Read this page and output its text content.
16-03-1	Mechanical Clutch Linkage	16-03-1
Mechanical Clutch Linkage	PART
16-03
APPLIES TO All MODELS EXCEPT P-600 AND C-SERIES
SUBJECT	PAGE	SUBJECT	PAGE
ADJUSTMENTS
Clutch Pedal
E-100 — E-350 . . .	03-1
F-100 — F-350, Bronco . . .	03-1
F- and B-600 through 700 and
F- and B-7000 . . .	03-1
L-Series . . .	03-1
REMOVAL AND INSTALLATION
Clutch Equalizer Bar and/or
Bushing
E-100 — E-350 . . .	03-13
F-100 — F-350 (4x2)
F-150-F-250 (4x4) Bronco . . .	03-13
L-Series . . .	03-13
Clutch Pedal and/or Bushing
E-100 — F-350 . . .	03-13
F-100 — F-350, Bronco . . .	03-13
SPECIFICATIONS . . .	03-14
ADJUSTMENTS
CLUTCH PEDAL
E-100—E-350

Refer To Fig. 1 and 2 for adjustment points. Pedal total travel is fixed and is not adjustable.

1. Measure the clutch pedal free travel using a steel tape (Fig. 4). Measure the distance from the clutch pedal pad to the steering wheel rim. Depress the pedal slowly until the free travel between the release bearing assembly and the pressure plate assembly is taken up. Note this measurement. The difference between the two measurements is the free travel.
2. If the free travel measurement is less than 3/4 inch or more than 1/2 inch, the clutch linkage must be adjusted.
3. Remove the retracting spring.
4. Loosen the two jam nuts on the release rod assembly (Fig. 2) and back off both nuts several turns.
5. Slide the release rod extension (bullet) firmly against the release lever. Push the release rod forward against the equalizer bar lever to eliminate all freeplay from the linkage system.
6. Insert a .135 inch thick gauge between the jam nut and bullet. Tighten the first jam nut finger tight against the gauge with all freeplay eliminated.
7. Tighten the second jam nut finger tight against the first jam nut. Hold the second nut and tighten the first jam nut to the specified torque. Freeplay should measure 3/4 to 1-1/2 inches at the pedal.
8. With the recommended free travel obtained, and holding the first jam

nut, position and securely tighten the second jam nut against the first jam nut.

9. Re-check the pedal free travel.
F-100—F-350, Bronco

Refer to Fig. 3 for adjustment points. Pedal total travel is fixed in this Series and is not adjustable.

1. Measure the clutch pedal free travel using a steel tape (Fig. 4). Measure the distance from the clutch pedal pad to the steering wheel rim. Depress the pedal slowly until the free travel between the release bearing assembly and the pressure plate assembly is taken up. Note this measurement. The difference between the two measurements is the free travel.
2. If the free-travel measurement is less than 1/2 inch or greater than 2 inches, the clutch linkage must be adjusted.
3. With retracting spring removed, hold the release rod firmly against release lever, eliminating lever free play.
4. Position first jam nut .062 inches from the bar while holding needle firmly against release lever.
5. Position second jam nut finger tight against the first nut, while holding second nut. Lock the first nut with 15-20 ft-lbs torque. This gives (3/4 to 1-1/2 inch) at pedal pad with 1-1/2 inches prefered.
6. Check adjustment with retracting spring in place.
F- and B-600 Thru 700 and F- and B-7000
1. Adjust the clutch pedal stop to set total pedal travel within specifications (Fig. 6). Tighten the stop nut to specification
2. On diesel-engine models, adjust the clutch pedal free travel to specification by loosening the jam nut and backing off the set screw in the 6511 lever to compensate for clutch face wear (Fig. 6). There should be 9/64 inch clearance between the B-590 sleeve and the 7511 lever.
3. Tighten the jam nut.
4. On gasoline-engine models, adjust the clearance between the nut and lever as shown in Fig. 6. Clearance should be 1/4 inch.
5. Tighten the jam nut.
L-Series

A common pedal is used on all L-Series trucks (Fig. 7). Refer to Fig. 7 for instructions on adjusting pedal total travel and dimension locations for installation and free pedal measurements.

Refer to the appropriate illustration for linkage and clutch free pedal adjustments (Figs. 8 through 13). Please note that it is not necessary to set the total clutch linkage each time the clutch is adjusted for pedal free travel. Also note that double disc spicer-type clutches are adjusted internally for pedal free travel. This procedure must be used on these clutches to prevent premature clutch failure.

# Task instructions:
Extract each line holding the word "than" from the records.

# Completed task:
2. If the free travel measurement is less than 3/4 inch or more than 1/2 inch, the clutch linkage must be adjusted.
2. If the free-travel measurement is less than 1/2 inch or greater than 2 inches, the clutch linkage must be adjusted.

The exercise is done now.